* **Exercise**:
Copy each line below that includes "Сергей".

* **Records for this exercise**:
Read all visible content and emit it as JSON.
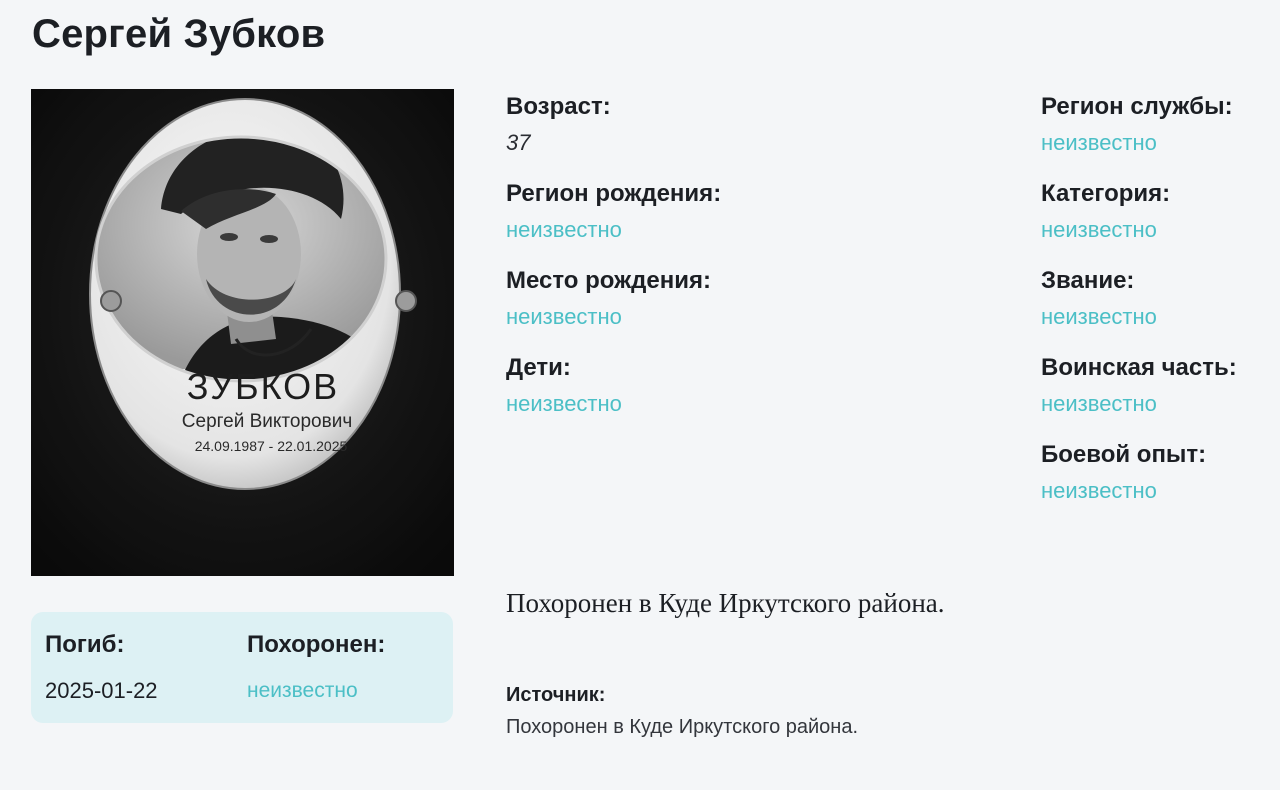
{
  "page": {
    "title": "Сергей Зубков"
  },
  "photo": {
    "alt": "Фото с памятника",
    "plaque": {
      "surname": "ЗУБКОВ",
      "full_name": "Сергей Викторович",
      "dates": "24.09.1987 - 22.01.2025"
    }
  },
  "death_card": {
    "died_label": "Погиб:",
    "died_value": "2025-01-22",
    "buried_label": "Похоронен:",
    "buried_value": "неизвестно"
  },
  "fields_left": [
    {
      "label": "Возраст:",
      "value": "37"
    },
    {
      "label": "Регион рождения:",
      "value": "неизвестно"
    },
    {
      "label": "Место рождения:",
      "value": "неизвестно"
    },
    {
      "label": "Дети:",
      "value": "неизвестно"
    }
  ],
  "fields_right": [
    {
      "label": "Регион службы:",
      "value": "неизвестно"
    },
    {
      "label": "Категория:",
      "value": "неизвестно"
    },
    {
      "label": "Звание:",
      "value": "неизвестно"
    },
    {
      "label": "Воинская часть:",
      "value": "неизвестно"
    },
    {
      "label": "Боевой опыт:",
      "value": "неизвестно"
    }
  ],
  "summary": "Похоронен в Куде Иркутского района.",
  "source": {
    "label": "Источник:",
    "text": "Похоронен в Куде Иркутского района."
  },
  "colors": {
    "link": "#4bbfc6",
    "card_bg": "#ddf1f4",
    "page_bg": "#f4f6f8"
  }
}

* **Completed task**:
    "title": "Сергей Зубков"
      "full_name": "Сергей Викторович",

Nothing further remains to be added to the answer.